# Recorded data
------------------------------------------------
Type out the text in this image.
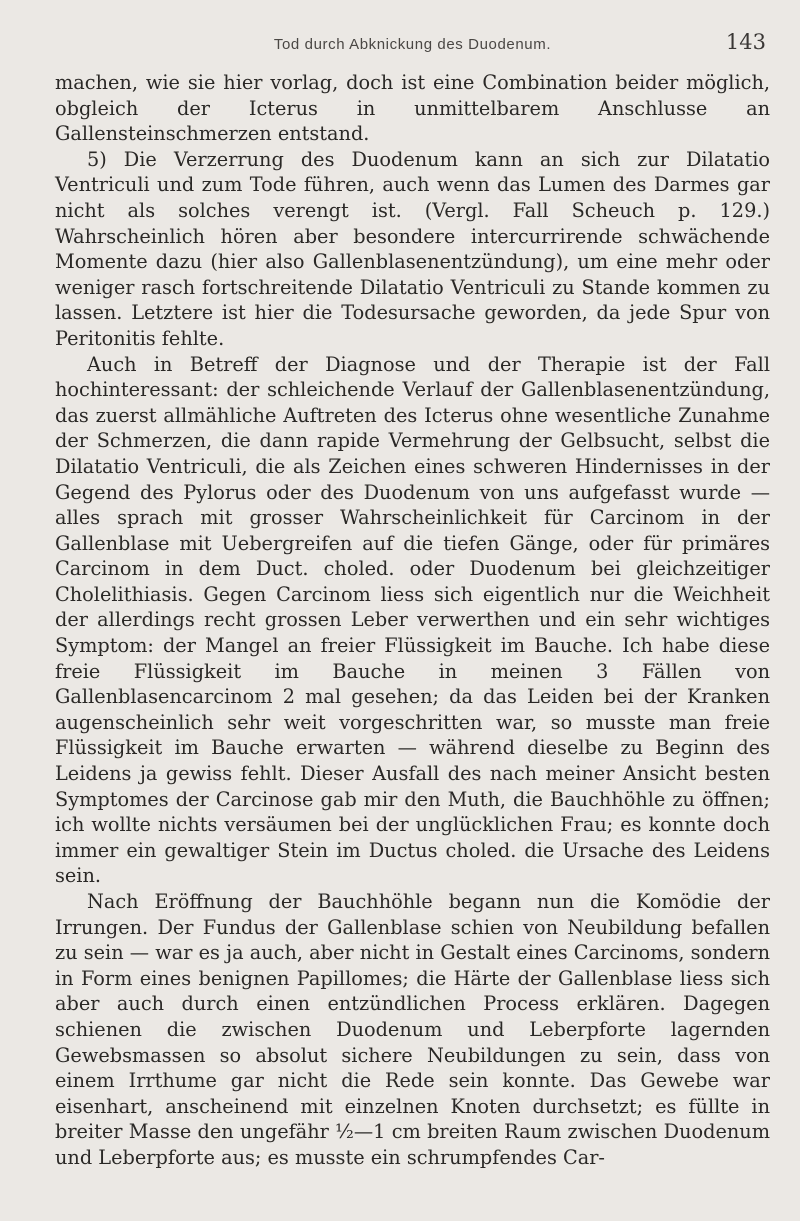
Tod durch Abknickung des Duodenum.	143

machen, wie sie hier vorlag, doch ist eine Combination beider möglich, obgleich der Icterus in unmittelbarem Anschlusse an Gallensteinschmerzen entstand.

5) Die Verzerrung des Duodenum kann an sich zur Dilatatio Ventriculi und zum Tode führen, auch wenn das Lumen des Darmes gar nicht als solches verengt ist. (Vergl. Fall Scheuch p. 129.) Wahrscheinlich hören aber besondere intercurrirende schwächende Momente dazu (hier also Gallenblasenentzündung), um eine mehr oder weniger rasch fortschreitende Dilatatio Ventriculi zu Stande kommen zu lassen. Letztere ist hier die Todesursache geworden, da jede Spur von Peritonitis fehlte.

Auch in Betreff der Diagnose und der Therapie ist der Fall hochinteressant: der schleichende Verlauf der Gallenblasenentzündung, das zuerst allmähliche Auftreten des Icterus ohne wesentliche Zunahme der Schmerzen, die dann rapide Vermehrung der Gelbsucht, selbst die Dilatatio Ventriculi, die als Zeichen eines schweren Hindernisses in der Gegend des Pylorus oder des Duodenum von uns aufgefasst wurde — alles sprach mit grosser Wahrscheinlichkeit für Carcinom in der Gallenblase mit Uebergreifen auf die tiefen Gänge, oder für primäres Carcinom in dem Duct. choled. oder Duodenum bei gleichzeitiger Cholelithiasis. Gegen Carcinom liess sich eigentlich nur die Weichheit der allerdings recht grossen Leber verwerthen und ein sehr wichtiges Symptom: der Mangel an freier Flüssigkeit im Bauche. Ich habe diese freie Flüssigkeit im Bauche in meinen 3 Fällen von Gallenblasencarcinom 2 mal gesehen; da das Leiden bei der Kranken augenscheinlich sehr weit vorgeschritten war, so musste man freie Flüssigkeit im Bauche erwarten — während dieselbe zu Beginn des Leidens ja gewiss fehlt. Dieser Ausfall des nach meiner Ansicht besten Symptomes der Carcinose gab mir den Muth, die Bauchhöhle zu öffnen; ich wollte nichts versäumen bei der unglücklichen Frau; es konnte doch immer ein gewaltiger Stein im Ductus choled. die Ursache des Leidens sein.

Nach Eröffnung der Bauchhöhle begann nun die Komödie der Irrungen. Der Fundus der Gallenblase schien von Neubildung befallen zu sein — war es ja auch, aber nicht in Gestalt eines Carcinoms, sondern in Form eines benignen Papillomes; die Härte der Gallenblase liess sich aber auch durch einen entzündlichen Process erklären. Dagegen schienen die zwischen Duodenum und Leberpforte lagernden Gewebsmassen so absolut sichere Neubildungen zu sein, dass von einem Irrthume gar nicht die Rede sein konnte. Das Gewebe war eisenhart, anscheinend mit einzelnen Knoten durchsetzt; es füllte in breiter Masse den ungefähr ½—1 cm breiten Raum zwischen Duodenum und Leberpforte aus; es musste ein schrumpfendes Car-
------------------------------------------------
# Problem details
In the copy, include no pictures; restate the listing above exactly.

# Correct output
Type out the text in this image.
Tod durch Abknickung des Duodenum.	143

machen, wie sie hier vorlag, doch ist eine Combination beider möglich, obgleich der Icterus in unmittelbarem Anschlusse an Gallensteinschmerzen entstand.

5) Die Verzerrung des Duodenum kann an sich zur Dilatatio Ventriculi und zum Tode führen, auch wenn das Lumen des Darmes gar nicht als solches verengt ist. (Vergl. Fall Scheuch p. 129.) Wahrscheinlich hören aber besondere intercurrirende schwächende Momente dazu (hier also Gallenblasenentzündung), um eine mehr oder weniger rasch fortschreitende Dilatatio Ventriculi zu Stande kommen zu lassen. Letztere ist hier die Todesursache geworden, da jede Spur von Peritonitis fehlte.

Auch in Betreff der Diagnose und der Therapie ist der Fall hochinteressant: der schleichende Verlauf der Gallenblasenentzündung, das zuerst allmähliche Auftreten des Icterus ohne wesentliche Zunahme der Schmerzen, die dann rapide Vermehrung der Gelbsucht, selbst die Dilatatio Ventriculi, die als Zeichen eines schweren Hindernisses in der Gegend des Pylorus oder des Duodenum von uns aufgefasst wurde — alles sprach mit grosser Wahrscheinlichkeit für Carcinom in der Gallenblase mit Uebergreifen auf die tiefen Gänge, oder für primäres Carcinom in dem Duct. choled. oder Duodenum bei gleichzeitiger Cholelithiasis. Gegen Carcinom liess sich eigentlich nur die Weichheit der allerdings recht grossen Leber verwerthen und ein sehr wichtiges Symptom: der Mangel an freier Flüssigkeit im Bauche. Ich habe diese freie Flüssigkeit im Bauche in meinen 3 Fällen von Gallenblasencarcinom 2 mal gesehen; da das Leiden bei der Kranken augenscheinlich sehr weit vorgeschritten war, so musste man freie Flüssigkeit im Bauche erwarten — während dieselbe zu Beginn des Leidens ja gewiss fehlt. Dieser Ausfall des nach meiner Ansicht besten Symptomes der Carcinose gab mir den Muth, die Bauchhöhle zu öffnen; ich wollte nichts versäumen bei der unglücklichen Frau; es konnte doch immer ein gewaltiger Stein im Ductus choled. die Ursache des Leidens sein.

Nach Eröffnung der Bauchhöhle begann nun die Komödie der Irrungen. Der Fundus der Gallenblase schien von Neubildung befallen zu sein — war es ja auch, aber nicht in Gestalt eines Carcinoms, sondern in Form eines benignen Papillomes; die Härte der Gallenblase liess sich aber auch durch einen entzündlichen Process erklären. Dagegen schienen die zwischen Duodenum und Leberpforte lagernden Gewebsmassen so absolut sichere Neubildungen zu sein, dass von einem Irrthume gar nicht die Rede sein konnte. Das Gewebe war eisenhart, anscheinend mit einzelnen Knoten durchsetzt; es füllte in breiter Masse den ungefähr ½—1 cm breiten Raum zwischen Duodenum und Leberpforte aus; es musste ein schrumpfendes Car-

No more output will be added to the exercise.